[Records for the exercise start]
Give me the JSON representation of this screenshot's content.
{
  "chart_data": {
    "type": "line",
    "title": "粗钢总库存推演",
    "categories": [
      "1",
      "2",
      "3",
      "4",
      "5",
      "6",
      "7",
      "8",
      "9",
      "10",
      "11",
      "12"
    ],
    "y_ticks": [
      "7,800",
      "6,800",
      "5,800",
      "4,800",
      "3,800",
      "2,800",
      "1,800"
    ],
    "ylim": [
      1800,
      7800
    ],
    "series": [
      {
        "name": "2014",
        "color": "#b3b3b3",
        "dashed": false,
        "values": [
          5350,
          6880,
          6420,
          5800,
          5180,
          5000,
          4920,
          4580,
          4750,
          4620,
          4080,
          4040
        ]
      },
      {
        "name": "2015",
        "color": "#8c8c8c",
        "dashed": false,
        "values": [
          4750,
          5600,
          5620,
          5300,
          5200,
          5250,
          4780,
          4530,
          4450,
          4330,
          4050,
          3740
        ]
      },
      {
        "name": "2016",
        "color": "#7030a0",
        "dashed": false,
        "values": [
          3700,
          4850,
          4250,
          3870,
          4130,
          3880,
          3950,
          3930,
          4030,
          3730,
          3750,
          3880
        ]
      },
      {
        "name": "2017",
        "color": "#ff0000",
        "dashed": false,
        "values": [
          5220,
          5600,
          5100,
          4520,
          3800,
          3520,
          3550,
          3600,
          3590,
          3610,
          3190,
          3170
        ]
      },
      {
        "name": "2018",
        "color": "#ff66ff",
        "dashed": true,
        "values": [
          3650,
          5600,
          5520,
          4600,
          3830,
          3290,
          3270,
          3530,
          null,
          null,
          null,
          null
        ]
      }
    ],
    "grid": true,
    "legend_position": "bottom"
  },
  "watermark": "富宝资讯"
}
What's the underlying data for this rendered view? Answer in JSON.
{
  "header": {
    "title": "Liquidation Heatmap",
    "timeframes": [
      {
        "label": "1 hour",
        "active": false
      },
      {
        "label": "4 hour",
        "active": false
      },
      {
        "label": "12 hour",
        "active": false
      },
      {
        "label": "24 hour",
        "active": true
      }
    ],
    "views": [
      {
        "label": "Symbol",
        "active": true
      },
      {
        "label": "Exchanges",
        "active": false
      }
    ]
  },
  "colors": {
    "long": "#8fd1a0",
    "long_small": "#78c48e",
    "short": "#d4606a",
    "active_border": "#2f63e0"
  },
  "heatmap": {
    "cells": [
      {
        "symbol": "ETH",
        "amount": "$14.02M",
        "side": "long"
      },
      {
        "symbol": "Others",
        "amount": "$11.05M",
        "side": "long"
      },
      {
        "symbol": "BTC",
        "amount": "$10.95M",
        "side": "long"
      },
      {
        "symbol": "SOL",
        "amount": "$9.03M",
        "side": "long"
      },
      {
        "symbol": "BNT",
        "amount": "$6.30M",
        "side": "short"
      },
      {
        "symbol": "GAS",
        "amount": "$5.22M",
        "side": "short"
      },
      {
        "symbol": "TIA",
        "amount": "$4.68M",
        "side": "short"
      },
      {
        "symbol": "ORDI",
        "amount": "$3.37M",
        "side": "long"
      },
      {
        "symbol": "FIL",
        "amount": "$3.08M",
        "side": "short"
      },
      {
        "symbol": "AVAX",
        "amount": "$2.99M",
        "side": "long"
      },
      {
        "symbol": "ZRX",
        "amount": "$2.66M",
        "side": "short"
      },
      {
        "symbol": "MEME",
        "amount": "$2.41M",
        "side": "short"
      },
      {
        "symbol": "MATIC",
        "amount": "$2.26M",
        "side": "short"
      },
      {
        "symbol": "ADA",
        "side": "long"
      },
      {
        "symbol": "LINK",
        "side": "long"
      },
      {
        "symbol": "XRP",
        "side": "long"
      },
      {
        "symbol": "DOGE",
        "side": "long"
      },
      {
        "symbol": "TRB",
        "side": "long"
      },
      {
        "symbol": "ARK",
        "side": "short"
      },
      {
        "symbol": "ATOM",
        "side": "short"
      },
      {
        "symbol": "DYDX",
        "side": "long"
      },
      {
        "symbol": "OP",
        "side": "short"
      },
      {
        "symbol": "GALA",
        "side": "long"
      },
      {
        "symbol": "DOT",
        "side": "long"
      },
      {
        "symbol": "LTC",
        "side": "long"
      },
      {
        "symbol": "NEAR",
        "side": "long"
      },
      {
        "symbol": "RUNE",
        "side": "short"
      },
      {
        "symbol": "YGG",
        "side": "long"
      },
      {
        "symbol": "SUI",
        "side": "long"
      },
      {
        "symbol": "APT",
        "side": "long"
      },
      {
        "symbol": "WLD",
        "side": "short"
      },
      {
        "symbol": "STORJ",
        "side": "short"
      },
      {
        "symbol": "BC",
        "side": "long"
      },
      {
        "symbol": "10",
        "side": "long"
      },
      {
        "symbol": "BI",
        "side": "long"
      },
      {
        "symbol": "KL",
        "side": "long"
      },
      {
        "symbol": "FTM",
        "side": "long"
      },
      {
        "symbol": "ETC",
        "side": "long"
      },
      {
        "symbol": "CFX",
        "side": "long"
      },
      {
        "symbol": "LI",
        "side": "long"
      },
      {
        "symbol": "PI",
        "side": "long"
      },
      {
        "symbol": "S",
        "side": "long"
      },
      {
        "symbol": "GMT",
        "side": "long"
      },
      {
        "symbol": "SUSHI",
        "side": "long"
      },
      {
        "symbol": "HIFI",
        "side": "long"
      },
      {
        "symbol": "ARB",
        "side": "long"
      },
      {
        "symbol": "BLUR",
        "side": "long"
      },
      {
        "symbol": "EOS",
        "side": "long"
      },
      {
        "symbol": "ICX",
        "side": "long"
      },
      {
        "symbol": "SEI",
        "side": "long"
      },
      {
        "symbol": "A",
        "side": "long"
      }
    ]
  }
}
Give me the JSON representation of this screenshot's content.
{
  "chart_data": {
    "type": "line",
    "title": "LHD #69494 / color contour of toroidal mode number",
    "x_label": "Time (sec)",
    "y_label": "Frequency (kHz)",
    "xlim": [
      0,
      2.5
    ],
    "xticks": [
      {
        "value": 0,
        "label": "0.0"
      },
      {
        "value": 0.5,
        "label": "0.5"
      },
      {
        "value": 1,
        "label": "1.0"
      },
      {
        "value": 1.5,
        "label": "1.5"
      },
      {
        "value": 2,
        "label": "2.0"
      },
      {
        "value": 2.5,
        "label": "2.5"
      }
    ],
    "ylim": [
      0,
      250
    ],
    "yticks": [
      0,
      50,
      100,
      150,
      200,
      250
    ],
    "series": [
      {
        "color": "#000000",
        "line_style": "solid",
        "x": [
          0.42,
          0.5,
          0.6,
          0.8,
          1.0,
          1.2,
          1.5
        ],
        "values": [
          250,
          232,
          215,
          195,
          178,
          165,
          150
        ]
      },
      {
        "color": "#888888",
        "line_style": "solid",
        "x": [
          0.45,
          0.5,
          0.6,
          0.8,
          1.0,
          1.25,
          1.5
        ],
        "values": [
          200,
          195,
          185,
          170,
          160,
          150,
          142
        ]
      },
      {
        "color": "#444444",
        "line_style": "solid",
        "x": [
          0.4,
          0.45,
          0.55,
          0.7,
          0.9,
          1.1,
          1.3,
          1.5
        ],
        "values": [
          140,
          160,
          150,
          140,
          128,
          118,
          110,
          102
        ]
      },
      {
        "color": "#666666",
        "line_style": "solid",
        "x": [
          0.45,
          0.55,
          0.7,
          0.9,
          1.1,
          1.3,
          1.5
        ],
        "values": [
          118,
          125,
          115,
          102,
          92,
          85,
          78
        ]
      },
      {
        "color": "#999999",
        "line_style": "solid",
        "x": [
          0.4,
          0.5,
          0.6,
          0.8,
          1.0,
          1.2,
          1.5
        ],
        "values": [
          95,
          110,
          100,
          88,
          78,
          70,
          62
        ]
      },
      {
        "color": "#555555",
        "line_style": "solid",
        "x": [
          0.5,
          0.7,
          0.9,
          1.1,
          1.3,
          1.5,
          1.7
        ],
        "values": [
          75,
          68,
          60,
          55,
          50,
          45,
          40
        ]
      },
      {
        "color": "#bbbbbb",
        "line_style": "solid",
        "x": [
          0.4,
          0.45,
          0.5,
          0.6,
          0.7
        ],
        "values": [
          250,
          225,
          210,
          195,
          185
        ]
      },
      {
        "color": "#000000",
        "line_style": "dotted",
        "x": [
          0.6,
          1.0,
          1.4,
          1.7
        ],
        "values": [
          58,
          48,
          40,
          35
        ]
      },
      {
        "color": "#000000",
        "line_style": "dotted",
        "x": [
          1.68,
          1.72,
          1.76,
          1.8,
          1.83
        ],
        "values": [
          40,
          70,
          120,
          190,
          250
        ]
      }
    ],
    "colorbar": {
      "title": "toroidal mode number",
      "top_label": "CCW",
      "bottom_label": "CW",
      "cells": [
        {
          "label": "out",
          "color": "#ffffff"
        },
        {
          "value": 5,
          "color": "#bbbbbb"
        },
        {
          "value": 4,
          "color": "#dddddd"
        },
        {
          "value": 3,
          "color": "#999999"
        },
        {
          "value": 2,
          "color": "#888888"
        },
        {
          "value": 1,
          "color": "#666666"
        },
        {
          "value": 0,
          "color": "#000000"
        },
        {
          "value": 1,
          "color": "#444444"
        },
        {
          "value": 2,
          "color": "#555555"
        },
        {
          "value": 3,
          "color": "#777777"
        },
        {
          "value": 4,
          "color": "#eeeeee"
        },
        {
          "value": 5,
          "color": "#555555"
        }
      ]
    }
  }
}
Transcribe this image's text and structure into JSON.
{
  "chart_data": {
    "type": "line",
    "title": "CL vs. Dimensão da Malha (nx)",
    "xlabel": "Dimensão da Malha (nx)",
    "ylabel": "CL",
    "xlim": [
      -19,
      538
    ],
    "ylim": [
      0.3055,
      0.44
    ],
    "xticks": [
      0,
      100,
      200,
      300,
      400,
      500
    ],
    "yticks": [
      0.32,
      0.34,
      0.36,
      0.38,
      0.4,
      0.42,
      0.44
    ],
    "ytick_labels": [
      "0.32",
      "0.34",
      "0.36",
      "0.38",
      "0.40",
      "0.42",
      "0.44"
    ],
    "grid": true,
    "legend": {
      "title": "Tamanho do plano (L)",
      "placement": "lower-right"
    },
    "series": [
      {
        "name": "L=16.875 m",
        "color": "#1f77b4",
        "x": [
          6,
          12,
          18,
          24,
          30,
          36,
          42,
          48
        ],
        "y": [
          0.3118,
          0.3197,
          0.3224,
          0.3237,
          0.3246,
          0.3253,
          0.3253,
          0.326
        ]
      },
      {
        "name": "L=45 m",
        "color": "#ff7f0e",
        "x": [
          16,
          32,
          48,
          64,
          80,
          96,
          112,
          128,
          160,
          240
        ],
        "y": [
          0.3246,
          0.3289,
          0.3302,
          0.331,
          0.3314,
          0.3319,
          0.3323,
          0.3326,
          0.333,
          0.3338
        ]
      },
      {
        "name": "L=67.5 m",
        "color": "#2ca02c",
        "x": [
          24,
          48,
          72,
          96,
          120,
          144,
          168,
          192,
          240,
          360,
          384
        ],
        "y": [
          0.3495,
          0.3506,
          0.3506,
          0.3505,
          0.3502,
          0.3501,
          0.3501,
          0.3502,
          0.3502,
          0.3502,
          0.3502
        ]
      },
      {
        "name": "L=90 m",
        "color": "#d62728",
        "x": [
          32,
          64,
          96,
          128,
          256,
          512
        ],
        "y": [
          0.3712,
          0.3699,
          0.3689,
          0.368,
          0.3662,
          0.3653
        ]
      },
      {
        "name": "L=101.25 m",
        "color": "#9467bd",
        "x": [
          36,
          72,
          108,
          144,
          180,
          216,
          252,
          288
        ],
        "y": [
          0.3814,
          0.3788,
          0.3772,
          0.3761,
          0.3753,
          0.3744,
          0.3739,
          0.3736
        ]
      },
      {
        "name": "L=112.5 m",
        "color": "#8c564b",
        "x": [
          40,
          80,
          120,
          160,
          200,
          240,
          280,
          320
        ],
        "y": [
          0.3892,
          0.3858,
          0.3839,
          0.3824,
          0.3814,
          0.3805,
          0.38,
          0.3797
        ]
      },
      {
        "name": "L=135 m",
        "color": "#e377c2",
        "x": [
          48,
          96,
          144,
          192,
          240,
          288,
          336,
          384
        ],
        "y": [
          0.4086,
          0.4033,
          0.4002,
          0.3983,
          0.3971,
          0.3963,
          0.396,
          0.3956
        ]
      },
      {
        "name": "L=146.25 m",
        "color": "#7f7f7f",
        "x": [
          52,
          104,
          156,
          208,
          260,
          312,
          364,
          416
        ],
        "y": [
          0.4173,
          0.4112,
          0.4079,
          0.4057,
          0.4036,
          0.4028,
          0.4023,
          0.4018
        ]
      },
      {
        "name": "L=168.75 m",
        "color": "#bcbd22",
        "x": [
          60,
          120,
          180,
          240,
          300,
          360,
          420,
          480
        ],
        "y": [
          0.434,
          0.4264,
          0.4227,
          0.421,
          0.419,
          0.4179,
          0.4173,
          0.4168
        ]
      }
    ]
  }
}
[Records for the exercise end]
### Given request
Copy in full each line that holds the word "mode".

### Result below
    "title": "LHD #69494 / color contour of toroidal mode number",
      "title": "toroidal mode number",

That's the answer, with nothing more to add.